● **What is being asked**:
Read through the records below and copy each line that uses the word "mitrailleuses".

● **The records**:
====

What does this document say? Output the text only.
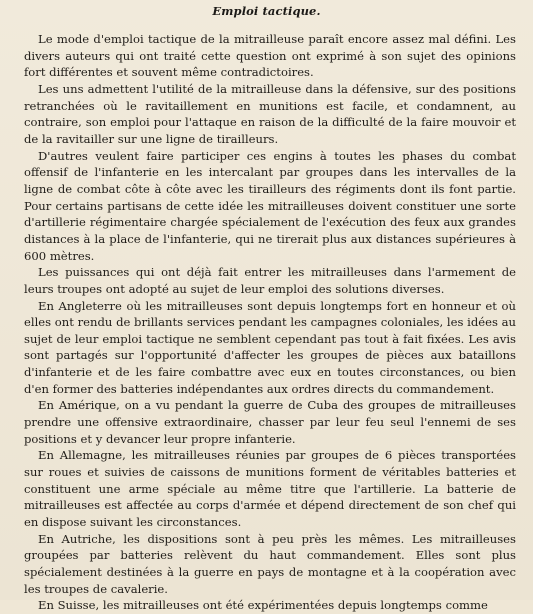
Emploi tactique.

Le mode d'emploi tactique de la mitrailleuse paraît encore assez mal défini. Les divers auteurs qui ont traité cette question ont exprimé à son sujet des opinions fort différentes et souvent même contradictoires.

Les uns admettent l'utilité de la mitrailleuse dans la défensive, sur des positions retranchées où le ravitaillement en munitions est facile, et condamnent, au contraire, son emploi pour l'attaque en raison de la difficulté de la faire mouvoir et de la ravitailler sur une ligne de tirailleurs.

D'autres veulent faire participer ces engins à toutes les phases du combat offensif de l'infanterie en les intercalant par groupes dans les intervalles de la ligne de combat côte à côte avec les tirailleurs des régiments dont ils font partie. Pour certains partisans de cette idée les mitrailleuses doivent constituer une sorte d'artillerie régimentaire chargée spécialement de l'exécution des feux aux grandes distances à la place de l'infanterie, qui ne tirerait plus aux distances supérieures à 600 mètres.

Les puissances qui ont déjà fait entrer les mitrailleuses dans l'armement de leurs troupes ont adopté au sujet de leur emploi des solutions diverses.

En Angleterre où les mitrailleuses sont depuis longtemps fort en honneur et où elles ont rendu de brillants services pendant les campagnes coloniales, les idées au sujet de leur emploi tactique ne semblent cependant pas tout à fait fixées. Les avis sont partagés sur l'opportunité d'affecter les groupes de pièces aux bataillons d'infanterie et de les faire combattre avec eux en toutes circonstances, ou bien d'en former des batteries indépendantes aux ordres directs du commandement.

En Amérique, on a vu pendant la guerre de Cuba des groupes de mitrailleuses prendre une offensive extraordinaire, chasser par leur feu seul l'ennemi de ses positions et y devancer leur propre infanterie.

En Allemagne, les mitrailleuses réunies par groupes de 6 pièces transportées sur roues et suivies de caissons de munitions forment de véritables batteries et constituent une arme spéciale au même titre que l'artillerie. La batterie de mitrailleuses est affectée au corps d'armée et dépend directement de son chef qui en dispose suivant les circonstances.

En Autriche, les dispositions sont à peu près les mêmes. Les mitrailleuses groupées par batteries relèvent du haut commandement. Elles sont plus spécialement destinées à la guerre en pays de montagne et à la coopération avec les troupes de cavalerie.

En Suisse, les mitrailleuses ont été expérimentées depuis longtemps comme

====

● **Exercise solution**:
D'autres veulent faire participer ces engins à toutes les phases du combat offensif de l'infanterie en les intercalant par groupes dans les intervalles de la ligne de combat côte à côte avec les tirailleurs des régiments dont ils font partie. Pour certains partisans de cette idée les mitrailleuses doivent constituer une sorte d'artillerie régimentaire chargée spécialement de l'exécution des feux aux grandes distances à la place de l'infanterie, qui ne tirerait plus aux distances supérieures à 600 mètres.
Les puissances qui ont déjà fait entrer les mitrailleuses dans l'armement de leurs troupes ont adopté au sujet de leur emploi des solutions diverses.
En Angleterre où les mitrailleuses sont depuis longtemps fort en honneur et où elles ont rendu de brillants services pendant les campagnes coloniales, les idées au sujet de leur emploi tactique ne semblent cependant pas tout à fait fixées. Les avis sont partagés sur l'opportunité d'affecter les groupes de pièces aux bataillons d'infanterie et de les faire combattre avec eux en toutes circonstances, ou bien d'en former des batteries indépendantes aux ordres directs du commandement.
En Amérique, on a vu pendant la guerre de Cuba des groupes de mitrailleuses prendre une offensive extraordinaire, chasser par leur feu seul l'ennemi de ses positions et y devancer leur propre infanterie.
En Allemagne, les mitrailleuses réunies par groupes de 6 pièces transportées sur roues et suivies de caissons de munitions forment de véritables batteries et constituent une arme spéciale au même titre que l'artillerie. La batterie de mitrailleuses est affectée au corps d'armée et dépend directement de son chef qui en dispose suivant les circonstances.
En Autriche, les dispositions sont à peu près les mêmes. Les mitrailleuses groupées par batteries relèvent du haut commandement. Elles sont plus spécialement destinées à la guerre en pays de montagne et à la coopération avec les troupes de cavalerie.
En Suisse, les mitrailleuses ont été expérimentées depuis longtemps comme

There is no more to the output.